- Stated problem: Return only the number of lines that hold "title".

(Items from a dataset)
==============================

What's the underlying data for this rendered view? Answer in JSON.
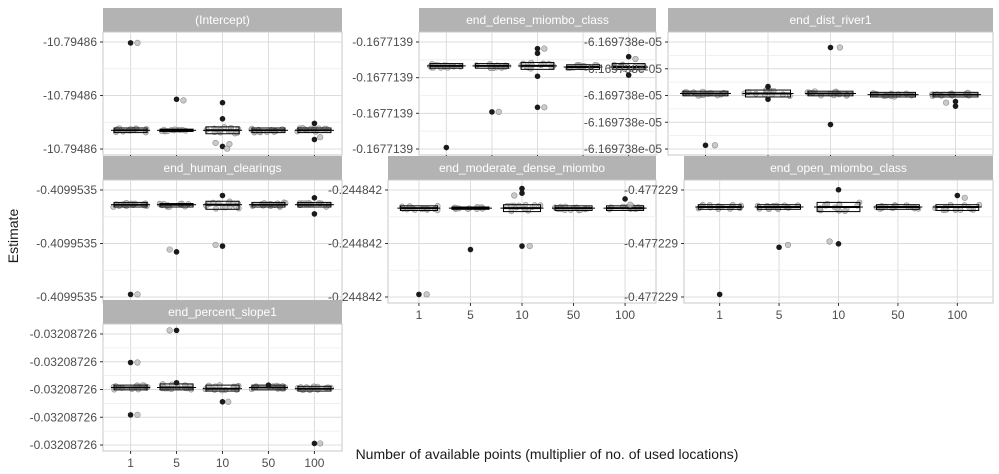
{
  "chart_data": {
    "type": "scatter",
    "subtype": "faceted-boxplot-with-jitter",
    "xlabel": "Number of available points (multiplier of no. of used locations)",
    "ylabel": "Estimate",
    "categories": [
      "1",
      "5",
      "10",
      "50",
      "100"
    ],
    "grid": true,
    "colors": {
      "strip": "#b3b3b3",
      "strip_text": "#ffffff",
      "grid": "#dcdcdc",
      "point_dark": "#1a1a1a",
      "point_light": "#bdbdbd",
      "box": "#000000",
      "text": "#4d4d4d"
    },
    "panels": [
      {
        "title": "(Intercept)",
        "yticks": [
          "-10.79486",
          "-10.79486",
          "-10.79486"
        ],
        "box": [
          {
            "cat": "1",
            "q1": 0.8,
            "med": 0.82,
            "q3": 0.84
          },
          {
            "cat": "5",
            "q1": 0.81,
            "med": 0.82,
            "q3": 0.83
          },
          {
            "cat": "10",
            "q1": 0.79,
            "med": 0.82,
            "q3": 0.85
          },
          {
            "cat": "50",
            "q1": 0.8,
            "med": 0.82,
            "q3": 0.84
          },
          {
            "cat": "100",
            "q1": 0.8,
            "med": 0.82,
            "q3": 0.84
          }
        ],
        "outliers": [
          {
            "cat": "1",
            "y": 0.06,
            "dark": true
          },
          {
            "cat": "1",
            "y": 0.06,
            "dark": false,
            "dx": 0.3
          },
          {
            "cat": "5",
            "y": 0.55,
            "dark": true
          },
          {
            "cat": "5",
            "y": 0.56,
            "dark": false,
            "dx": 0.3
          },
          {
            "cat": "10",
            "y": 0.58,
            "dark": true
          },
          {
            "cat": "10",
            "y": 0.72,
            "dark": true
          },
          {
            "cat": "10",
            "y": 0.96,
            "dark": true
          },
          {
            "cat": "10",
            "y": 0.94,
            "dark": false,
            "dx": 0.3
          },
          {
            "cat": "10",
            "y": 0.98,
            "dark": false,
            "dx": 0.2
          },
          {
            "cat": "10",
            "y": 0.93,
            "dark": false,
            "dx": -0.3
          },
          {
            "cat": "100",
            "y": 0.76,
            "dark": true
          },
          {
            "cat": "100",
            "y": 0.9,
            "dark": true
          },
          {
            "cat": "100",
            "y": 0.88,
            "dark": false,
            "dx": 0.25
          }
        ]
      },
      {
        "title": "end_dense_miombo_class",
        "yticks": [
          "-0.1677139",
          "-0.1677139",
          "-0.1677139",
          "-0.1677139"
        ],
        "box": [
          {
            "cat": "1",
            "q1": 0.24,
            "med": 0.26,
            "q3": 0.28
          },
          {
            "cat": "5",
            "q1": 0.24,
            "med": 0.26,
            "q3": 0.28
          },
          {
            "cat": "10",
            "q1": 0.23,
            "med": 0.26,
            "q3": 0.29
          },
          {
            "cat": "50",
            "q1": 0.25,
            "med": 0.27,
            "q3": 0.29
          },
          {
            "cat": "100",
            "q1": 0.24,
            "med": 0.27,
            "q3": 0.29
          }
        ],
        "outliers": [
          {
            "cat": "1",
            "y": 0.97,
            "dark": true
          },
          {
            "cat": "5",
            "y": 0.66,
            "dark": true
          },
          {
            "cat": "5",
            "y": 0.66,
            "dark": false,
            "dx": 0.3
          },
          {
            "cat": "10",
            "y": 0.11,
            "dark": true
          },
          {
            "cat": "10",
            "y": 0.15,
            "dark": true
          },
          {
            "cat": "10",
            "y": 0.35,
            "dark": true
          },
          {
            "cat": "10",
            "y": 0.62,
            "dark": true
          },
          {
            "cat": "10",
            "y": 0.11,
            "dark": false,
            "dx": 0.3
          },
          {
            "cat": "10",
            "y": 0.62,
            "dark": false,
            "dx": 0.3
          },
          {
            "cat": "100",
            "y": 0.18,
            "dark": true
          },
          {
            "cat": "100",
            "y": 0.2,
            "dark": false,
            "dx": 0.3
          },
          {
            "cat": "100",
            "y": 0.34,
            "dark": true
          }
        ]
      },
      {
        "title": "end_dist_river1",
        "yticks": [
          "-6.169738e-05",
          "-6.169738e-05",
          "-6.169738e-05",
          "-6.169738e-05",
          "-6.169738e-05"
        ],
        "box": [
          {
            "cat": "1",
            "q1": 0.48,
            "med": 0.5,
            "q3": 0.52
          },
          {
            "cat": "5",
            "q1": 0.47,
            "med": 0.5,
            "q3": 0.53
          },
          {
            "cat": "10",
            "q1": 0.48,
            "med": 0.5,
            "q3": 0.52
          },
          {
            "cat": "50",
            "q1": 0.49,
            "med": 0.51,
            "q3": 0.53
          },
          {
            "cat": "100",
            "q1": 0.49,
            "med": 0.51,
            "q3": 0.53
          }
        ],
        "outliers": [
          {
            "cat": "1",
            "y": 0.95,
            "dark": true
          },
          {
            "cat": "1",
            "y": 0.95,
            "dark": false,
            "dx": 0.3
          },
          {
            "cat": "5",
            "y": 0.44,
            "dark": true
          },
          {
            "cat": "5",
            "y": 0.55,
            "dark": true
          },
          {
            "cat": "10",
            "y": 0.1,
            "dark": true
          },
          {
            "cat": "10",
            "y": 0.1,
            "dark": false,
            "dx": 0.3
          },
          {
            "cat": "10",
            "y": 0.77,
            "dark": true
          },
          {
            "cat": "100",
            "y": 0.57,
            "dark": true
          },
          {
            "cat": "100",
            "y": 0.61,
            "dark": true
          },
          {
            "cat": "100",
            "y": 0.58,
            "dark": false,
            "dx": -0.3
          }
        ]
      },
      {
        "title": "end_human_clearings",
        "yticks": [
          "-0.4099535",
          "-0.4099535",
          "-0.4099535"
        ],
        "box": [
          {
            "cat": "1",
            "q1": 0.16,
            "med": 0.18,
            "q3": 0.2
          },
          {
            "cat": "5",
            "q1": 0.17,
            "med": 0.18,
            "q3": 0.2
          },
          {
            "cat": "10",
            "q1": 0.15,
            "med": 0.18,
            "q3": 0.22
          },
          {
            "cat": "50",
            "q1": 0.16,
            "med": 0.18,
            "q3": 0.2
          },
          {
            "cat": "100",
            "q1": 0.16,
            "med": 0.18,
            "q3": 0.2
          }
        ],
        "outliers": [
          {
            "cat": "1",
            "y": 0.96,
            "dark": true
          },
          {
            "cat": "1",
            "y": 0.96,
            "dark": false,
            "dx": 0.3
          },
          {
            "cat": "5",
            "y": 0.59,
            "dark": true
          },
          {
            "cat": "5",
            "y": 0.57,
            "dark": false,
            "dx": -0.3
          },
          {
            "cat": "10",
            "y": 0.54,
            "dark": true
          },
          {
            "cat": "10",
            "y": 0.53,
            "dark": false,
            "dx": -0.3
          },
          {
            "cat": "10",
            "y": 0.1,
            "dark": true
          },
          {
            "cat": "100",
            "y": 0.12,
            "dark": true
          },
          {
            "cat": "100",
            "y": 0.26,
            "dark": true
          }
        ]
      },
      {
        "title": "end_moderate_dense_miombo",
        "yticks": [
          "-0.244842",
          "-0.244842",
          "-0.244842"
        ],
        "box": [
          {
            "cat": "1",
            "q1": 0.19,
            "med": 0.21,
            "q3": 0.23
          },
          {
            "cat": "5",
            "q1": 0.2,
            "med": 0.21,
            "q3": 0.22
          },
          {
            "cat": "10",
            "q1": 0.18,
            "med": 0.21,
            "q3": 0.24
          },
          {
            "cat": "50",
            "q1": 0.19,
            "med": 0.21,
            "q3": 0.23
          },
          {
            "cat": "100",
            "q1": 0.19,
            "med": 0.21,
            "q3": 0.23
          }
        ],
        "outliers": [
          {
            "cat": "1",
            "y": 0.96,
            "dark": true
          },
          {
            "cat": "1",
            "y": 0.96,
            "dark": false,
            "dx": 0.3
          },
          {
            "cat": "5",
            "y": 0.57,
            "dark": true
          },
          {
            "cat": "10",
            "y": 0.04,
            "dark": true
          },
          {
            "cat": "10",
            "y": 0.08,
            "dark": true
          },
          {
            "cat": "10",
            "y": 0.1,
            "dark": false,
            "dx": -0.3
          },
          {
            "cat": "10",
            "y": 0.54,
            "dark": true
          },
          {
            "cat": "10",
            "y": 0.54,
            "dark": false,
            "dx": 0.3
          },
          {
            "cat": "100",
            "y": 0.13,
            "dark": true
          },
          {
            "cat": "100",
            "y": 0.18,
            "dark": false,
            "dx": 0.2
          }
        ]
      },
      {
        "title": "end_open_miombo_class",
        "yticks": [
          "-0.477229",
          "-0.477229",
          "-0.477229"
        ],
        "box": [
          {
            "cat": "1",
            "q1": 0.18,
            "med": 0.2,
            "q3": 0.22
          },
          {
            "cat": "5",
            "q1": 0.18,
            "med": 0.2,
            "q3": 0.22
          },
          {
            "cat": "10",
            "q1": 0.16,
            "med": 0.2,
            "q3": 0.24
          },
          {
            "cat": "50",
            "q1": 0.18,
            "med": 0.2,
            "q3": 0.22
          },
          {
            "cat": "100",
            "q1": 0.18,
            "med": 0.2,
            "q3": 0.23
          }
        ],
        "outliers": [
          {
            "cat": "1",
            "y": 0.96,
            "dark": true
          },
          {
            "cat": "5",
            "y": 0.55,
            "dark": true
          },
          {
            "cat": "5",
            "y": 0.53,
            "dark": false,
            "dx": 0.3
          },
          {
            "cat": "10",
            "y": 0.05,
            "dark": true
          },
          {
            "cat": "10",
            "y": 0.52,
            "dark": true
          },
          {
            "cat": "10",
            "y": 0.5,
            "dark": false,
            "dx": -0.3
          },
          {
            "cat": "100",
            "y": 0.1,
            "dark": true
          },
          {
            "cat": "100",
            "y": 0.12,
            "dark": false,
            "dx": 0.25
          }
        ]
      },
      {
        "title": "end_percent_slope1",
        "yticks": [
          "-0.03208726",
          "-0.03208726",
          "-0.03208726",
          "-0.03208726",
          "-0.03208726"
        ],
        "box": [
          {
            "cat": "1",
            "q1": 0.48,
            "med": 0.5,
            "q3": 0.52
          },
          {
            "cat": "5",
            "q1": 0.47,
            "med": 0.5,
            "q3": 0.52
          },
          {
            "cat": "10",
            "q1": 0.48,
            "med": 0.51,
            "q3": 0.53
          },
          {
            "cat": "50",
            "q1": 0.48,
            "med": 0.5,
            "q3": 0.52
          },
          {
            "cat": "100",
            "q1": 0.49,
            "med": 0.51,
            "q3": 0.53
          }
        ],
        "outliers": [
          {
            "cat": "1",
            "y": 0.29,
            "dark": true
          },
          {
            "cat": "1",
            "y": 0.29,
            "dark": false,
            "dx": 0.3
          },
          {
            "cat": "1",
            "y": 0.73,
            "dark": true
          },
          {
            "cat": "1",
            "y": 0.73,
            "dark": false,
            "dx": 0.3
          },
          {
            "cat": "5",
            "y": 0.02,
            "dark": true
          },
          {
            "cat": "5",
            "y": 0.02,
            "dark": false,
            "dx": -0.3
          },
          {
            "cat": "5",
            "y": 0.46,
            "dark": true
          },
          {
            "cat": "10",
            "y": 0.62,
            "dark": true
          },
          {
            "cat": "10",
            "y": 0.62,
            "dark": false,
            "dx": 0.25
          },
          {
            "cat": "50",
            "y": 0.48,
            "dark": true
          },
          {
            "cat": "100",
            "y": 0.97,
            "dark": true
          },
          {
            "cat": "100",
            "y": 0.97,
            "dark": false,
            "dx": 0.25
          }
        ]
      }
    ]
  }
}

==============================

- Complete response: 7